## Provided material
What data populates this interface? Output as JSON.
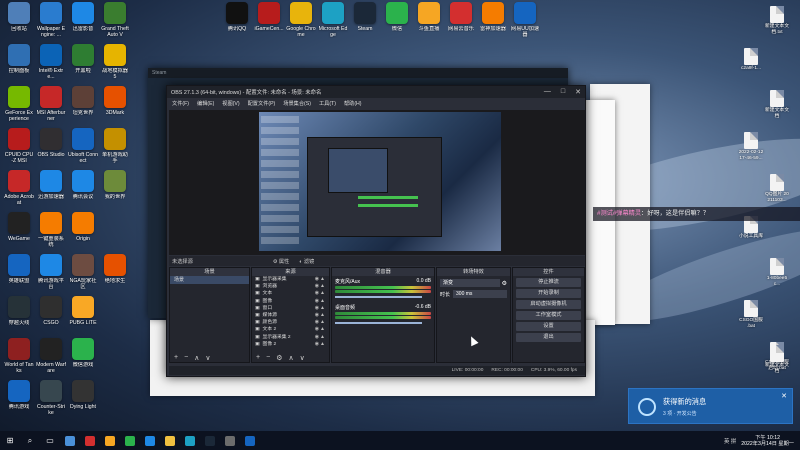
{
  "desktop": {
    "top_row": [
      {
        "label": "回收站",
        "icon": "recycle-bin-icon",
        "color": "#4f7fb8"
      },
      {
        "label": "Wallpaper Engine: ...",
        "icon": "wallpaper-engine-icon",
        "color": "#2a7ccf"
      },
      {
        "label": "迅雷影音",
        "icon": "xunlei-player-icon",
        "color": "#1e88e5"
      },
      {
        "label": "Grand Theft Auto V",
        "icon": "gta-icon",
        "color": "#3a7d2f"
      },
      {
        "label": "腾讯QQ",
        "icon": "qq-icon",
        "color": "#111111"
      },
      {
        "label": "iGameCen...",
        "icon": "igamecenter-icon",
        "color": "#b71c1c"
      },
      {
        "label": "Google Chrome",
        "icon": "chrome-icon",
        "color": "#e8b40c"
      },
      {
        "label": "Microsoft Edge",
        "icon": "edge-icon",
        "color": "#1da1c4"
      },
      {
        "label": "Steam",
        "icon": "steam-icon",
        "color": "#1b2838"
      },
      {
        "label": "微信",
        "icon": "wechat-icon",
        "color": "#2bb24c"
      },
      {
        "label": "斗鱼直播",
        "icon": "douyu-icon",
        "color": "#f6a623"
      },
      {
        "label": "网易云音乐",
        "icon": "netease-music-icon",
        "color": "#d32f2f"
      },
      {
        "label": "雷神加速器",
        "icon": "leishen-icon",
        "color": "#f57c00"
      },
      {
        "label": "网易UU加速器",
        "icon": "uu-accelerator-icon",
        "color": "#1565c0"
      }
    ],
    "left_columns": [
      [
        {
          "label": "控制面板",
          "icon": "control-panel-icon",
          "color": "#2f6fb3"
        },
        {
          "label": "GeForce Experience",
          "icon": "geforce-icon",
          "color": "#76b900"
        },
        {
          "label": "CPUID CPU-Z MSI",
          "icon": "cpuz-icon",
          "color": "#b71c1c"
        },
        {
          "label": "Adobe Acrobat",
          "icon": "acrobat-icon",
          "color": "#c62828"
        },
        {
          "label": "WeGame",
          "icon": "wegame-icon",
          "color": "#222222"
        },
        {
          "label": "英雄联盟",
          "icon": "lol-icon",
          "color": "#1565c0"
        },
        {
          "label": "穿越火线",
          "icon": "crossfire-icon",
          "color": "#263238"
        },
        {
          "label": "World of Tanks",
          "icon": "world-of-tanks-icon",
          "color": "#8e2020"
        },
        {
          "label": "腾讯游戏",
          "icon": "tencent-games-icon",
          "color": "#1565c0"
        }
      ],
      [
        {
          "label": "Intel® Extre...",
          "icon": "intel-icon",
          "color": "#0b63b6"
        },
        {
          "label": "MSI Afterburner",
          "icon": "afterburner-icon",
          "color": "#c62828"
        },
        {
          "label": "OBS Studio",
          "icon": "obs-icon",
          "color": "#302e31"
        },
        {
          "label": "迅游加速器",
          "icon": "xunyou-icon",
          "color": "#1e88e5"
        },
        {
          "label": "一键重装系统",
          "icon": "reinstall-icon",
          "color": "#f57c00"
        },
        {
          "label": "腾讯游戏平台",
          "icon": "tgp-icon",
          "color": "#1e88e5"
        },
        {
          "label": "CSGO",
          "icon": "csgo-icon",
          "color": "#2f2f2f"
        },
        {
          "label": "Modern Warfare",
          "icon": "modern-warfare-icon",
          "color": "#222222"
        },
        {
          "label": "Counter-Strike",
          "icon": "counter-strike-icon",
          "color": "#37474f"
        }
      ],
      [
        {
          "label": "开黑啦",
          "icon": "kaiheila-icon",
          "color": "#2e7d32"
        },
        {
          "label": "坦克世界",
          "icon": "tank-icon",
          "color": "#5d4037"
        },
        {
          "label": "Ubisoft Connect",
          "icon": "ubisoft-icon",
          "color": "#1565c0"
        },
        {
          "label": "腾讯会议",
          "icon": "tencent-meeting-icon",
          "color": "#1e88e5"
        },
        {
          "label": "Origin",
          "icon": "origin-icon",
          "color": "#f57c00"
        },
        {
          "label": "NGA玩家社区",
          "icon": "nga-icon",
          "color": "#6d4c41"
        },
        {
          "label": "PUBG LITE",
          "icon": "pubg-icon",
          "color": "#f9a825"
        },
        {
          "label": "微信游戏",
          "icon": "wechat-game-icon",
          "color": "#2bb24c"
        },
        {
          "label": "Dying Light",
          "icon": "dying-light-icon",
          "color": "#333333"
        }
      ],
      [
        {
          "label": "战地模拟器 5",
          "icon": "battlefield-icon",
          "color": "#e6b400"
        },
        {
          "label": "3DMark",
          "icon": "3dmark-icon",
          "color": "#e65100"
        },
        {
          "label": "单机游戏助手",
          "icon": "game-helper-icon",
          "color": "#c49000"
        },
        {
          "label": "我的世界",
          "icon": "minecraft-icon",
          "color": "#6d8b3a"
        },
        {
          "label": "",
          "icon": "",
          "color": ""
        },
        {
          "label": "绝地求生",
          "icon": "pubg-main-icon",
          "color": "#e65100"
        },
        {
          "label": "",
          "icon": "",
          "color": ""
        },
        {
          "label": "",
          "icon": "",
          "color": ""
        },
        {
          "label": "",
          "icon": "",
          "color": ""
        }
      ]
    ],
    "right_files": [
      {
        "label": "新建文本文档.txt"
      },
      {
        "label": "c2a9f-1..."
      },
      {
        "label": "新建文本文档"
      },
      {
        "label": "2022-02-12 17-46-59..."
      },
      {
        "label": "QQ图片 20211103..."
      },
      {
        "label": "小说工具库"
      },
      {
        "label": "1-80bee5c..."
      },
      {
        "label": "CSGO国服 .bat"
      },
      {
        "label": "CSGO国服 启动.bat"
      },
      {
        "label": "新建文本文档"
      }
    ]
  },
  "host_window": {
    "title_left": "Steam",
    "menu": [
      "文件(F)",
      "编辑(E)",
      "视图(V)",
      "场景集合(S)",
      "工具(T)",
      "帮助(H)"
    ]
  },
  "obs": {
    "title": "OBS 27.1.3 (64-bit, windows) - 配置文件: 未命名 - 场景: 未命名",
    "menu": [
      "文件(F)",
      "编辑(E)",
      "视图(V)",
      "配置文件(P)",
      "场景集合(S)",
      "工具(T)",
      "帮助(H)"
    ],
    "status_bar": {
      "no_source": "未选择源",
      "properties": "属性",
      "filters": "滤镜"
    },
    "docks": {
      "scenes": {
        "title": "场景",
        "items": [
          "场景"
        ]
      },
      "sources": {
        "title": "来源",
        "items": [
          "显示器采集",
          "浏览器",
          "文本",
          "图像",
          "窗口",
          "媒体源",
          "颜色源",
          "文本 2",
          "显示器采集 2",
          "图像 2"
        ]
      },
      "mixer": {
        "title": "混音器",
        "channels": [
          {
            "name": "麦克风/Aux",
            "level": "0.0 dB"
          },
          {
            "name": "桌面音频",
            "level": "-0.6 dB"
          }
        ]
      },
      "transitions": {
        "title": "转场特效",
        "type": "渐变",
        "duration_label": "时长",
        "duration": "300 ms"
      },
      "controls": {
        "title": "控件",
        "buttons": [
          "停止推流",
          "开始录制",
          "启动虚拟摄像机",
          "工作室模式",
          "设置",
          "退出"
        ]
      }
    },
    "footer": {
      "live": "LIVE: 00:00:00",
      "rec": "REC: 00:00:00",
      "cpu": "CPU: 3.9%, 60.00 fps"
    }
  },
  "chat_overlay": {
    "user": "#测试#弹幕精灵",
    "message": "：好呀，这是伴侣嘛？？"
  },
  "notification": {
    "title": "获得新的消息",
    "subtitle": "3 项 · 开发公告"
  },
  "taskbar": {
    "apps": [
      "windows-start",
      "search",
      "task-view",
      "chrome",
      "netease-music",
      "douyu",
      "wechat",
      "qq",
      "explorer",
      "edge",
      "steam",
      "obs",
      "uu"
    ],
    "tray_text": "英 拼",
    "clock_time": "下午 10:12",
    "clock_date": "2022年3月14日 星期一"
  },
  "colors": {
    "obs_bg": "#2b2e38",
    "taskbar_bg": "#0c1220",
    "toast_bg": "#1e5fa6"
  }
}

## Directions for this task
From the data, collect all lines where the string "配置文件" appears.

## Solution to this exercise
    "title": "OBS 27.1.3 (64-bit, windows) - 配置文件: 未命名 - 场景: 未命名",
      "配置文件(P)",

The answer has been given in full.